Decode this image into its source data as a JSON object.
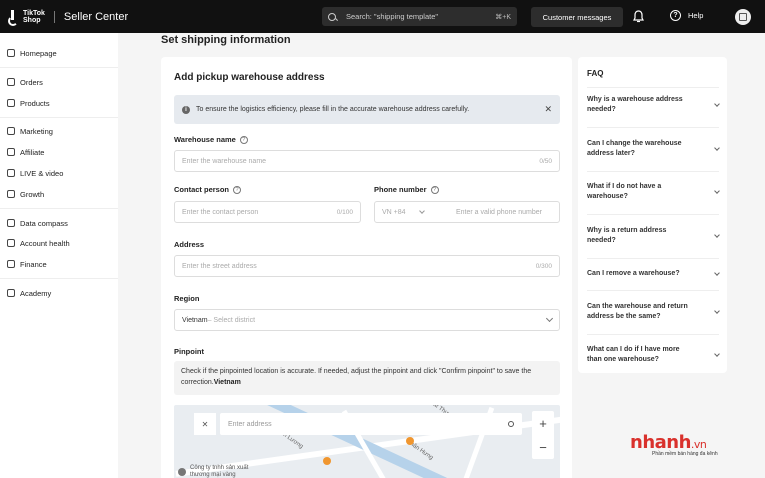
{
  "header": {
    "brand": "TikTok\nShop",
    "title": "Seller Center",
    "search_placeholder": "Search: \"shipping template\"",
    "search_shortcut": "⌘+K",
    "customer_messages": "Customer messages",
    "help": "Help"
  },
  "sidebar": {
    "items": [
      {
        "label": "Homepage",
        "icon": "home-icon"
      },
      {
        "label": "Orders",
        "icon": "orders-icon"
      },
      {
        "label": "Products",
        "icon": "products-icon"
      },
      {
        "label": "Marketing",
        "icon": "marketing-icon"
      },
      {
        "label": "Affiliate",
        "icon": "affiliate-icon"
      },
      {
        "label": "LIVE & video",
        "icon": "live-icon"
      },
      {
        "label": "Growth",
        "icon": "growth-icon"
      },
      {
        "label": "Data compass",
        "icon": "data-icon"
      },
      {
        "label": "Account health",
        "icon": "health-icon"
      },
      {
        "label": "Finance",
        "icon": "finance-icon"
      },
      {
        "label": "Academy",
        "icon": "academy-icon"
      }
    ]
  },
  "page": {
    "title": "Set shipping information",
    "card_title": "Add pickup warehouse address",
    "notice": "To ensure the logistics efficiency, please fill in the accurate warehouse address carefully.",
    "warehouse_label": "Warehouse name",
    "warehouse_placeholder": "Enter the warehouse name",
    "warehouse_count": "0/50",
    "contact_label": "Contact person",
    "contact_placeholder": "Enter the contact person",
    "contact_count": "0/100",
    "phone_label": "Phone number",
    "phone_code": "VN +84",
    "phone_placeholder": "Enter a valid phone number",
    "address_label": "Address",
    "address_placeholder": "Enter the street address",
    "address_count": "0/300",
    "region_label": "Region",
    "region_country": "Vietnam",
    "region_placeholder": " – Select district",
    "pinpoint_label": "Pinpoint",
    "pinpoint_text": "Check if the pinpointed location is accurate. If needed, adjust the pinpoint and click \"Confirm pinpoint\" to save the correction.",
    "pinpoint_country": "Vietnam",
    "map_search_placeholder": "Enter address",
    "map_labels": [
      "Tôn Thất Thuyệt",
      "Công ty tnhh sản xuất thương mại vàng",
      "Cầu Thầm Lương",
      "Nhân Hưng"
    ]
  },
  "faq": {
    "title": "FAQ",
    "items": [
      "Why is a warehouse address needed?",
      "Can I change the warehouse address later?",
      "What if I do not have a warehouse?",
      "Why is a return address needed?",
      "Can I remove a warehouse?",
      "Can the warehouse and return address be the same?",
      "What can I do if I have more than one warehouse?"
    ]
  },
  "watermark": {
    "logo": "nhanh",
    "tld": ".vn",
    "tagline": "Phần mềm bán hàng đa kênh"
  }
}
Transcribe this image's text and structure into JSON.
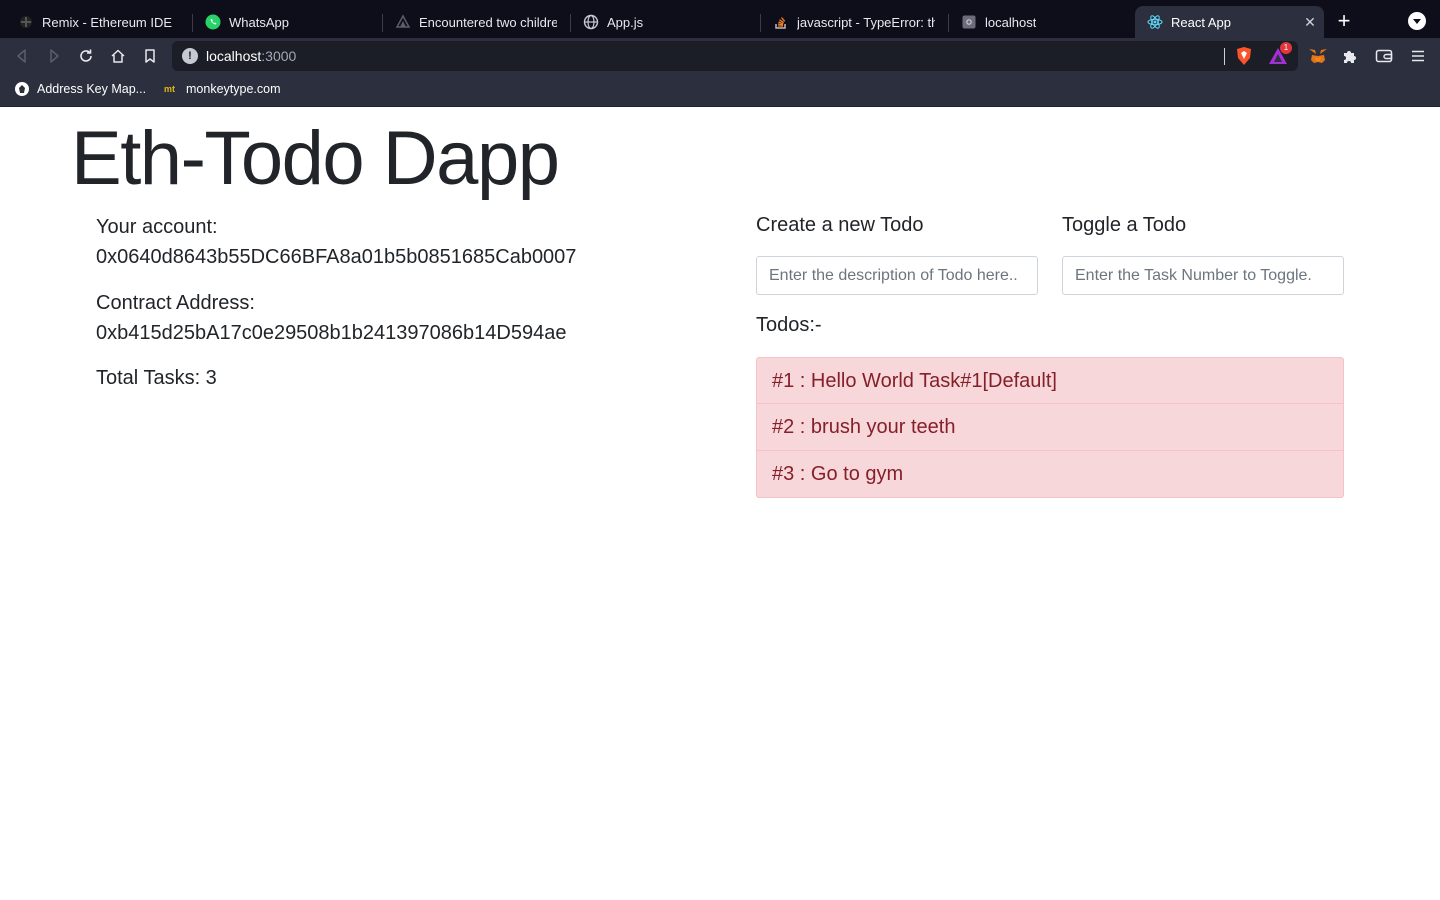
{
  "browser": {
    "tabs": [
      {
        "label": "Remix - Ethereum IDE",
        "icon": "remix-icon",
        "active": false
      },
      {
        "label": "WhatsApp",
        "icon": "whatsapp-icon",
        "active": false
      },
      {
        "label": "Encountered two children w",
        "icon": "vercel-icon",
        "active": false
      },
      {
        "label": "App.js",
        "icon": "globe-icon",
        "active": false
      },
      {
        "label": "javascript - TypeError: this.",
        "icon": "stackoverflow-icon",
        "active": false
      },
      {
        "label": "localhost",
        "icon": "page-icon",
        "active": false
      },
      {
        "label": "React App",
        "icon": "react-icon",
        "active": true
      }
    ],
    "address": {
      "host": "localhost",
      "port": ":3000"
    },
    "extension_badge": "1",
    "bookmarks": [
      {
        "label": "Address Key Map...",
        "icon": "bookmark-favicon"
      },
      {
        "label": "monkeytype.com",
        "icon_text": "mt"
      }
    ]
  },
  "app": {
    "title": "Eth-Todo Dapp",
    "account_label": "Your account:",
    "account_value": "0x0640d8643b55DC66BFA8a01b5b0851685Cab0007",
    "contract_label": "Contract Address:",
    "contract_value": "0xb415d25bA17c0e29508b1b241397086b14D594ae",
    "total_tasks": "Total Tasks: 3",
    "create_label": "Create a new Todo",
    "create_placeholder": "Enter the description of Todo here..",
    "toggle_label": "Toggle a Todo",
    "toggle_placeholder": "Enter the Task Number to Toggle.",
    "todos_label": "Todos:-",
    "todos": [
      "#1 : Hello World Task#1[Default]",
      "#2 : brush your teeth",
      "#3 : Go to gym"
    ]
  },
  "colors": {
    "tabstrip": "#0e0e1b",
    "toolbar": "#2b2f3e",
    "todo_bg": "#f8d7da",
    "todo_text": "#842029"
  }
}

*SHORT EXERCISE*:
Extract the entries in full, exactly as they are, minus the pictures.

*FINISHED ANSWER*:
Decode this image into its source data as a JSON object.
{
  "header": {
    "brand": "TikTok\nShop",
    "title": "Seller Center",
    "search_placeholder": "Search: \"shipping template\"",
    "search_shortcut": "⌘+K",
    "customer_messages": "Customer messages",
    "help": "Help"
  },
  "sidebar": {
    "items": [
      {
        "label": "Homepage",
        "icon": "home-icon"
      },
      {
        "label": "Orders",
        "icon": "orders-icon"
      },
      {
        "label": "Products",
        "icon": "products-icon"
      },
      {
        "label": "Marketing",
        "icon": "marketing-icon"
      },
      {
        "label": "Affiliate",
        "icon": "affiliate-icon"
      },
      {
        "label": "LIVE & video",
        "icon": "live-icon"
      },
      {
        "label": "Growth",
        "icon": "growth-icon"
      },
      {
        "label": "Data compass",
        "icon": "data-icon"
      },
      {
        "label": "Account health",
        "icon": "health-icon"
      },
      {
        "label": "Finance",
        "icon": "finance-icon"
      },
      {
        "label": "Academy",
        "icon": "academy-icon"
      }
    ]
  },
  "page": {
    "title": "Set shipping information",
    "card_title": "Add pickup warehouse address",
    "notice": "To ensure the logistics efficiency, please fill in the accurate warehouse address carefully.",
    "warehouse_label": "Warehouse name",
    "warehouse_placeholder": "Enter the warehouse name",
    "warehouse_count": "0/50",
    "contact_label": "Contact person",
    "contact_placeholder": "Enter the contact person",
    "contact_count": "0/100",
    "phone_label": "Phone number",
    "phone_code": "VN +84",
    "phone_placeholder": "Enter a valid phone number",
    "address_label": "Address",
    "address_placeholder": "Enter the street address",
    "address_count": "0/300",
    "region_label": "Region",
    "region_country": "Vietnam",
    "region_placeholder": " – Select district",
    "pinpoint_label": "Pinpoint",
    "pinpoint_text": "Check if the pinpointed location is accurate. If needed, adjust the pinpoint and click \"Confirm pinpoint\" to save the correction.",
    "pinpoint_country": "Vietnam",
    "map_search_placeholder": "Enter address",
    "map_labels": [
      "Tôn Thất Thuyệt",
      "Công ty tnhh sản xuất thương mại vàng",
      "Cầu Thầm Lương",
      "Nhân Hưng"
    ]
  },
  "faq": {
    "title": "FAQ",
    "items": [
      "Why is a warehouse address needed?",
      "Can I change the warehouse address later?",
      "What if I do not have a warehouse?",
      "Why is a return address needed?",
      "Can I remove a warehouse?",
      "Can the warehouse and return address be the same?",
      "What can I do if I have more than one warehouse?"
    ]
  },
  "watermark": {
    "logo": "nhanh",
    "tld": ".vn",
    "tagline": "Phần mềm bán hàng đa kênh"
  }
}
Transcribe this image's text and structure into JSON.
{
  "browser": {
    "tabs": [
      {
        "label": "Remix - Ethereum IDE",
        "icon": "remix-icon",
        "active": false
      },
      {
        "label": "WhatsApp",
        "icon": "whatsapp-icon",
        "active": false
      },
      {
        "label": "Encountered two children w",
        "icon": "vercel-icon",
        "active": false
      },
      {
        "label": "App.js",
        "icon": "globe-icon",
        "active": false
      },
      {
        "label": "javascript - TypeError: this.",
        "icon": "stackoverflow-icon",
        "active": false
      },
      {
        "label": "localhost",
        "icon": "page-icon",
        "active": false
      },
      {
        "label": "React App",
        "icon": "react-icon",
        "active": true
      }
    ],
    "address": {
      "host": "localhost",
      "port": ":3000"
    },
    "extension_badge": "1",
    "bookmarks": [
      {
        "label": "Address Key Map...",
        "icon": "bookmark-favicon"
      },
      {
        "label": "monkeytype.com",
        "icon_text": "mt"
      }
    ]
  },
  "app": {
    "title": "Eth-Todo Dapp",
    "account_label": "Your account:",
    "account_value": "0x0640d8643b55DC66BFA8a01b5b0851685Cab0007",
    "contract_label": "Contract Address:",
    "contract_value": "0xb415d25bA17c0e29508b1b241397086b14D594ae",
    "total_tasks": "Total Tasks: 3",
    "create_label": "Create a new Todo",
    "create_placeholder": "Enter the description of Todo here..",
    "toggle_label": "Toggle a Todo",
    "toggle_placeholder": "Enter the Task Number to Toggle.",
    "todos_label": "Todos:-",
    "todos": [
      "#1 : Hello World Task#1[Default]",
      "#2 : brush your teeth",
      "#3 : Go to gym"
    ]
  },
  "colors": {
    "tabstrip": "#0e0e1b",
    "toolbar": "#2b2f3e",
    "todo_bg": "#f8d7da",
    "todo_text": "#842029"
  }
}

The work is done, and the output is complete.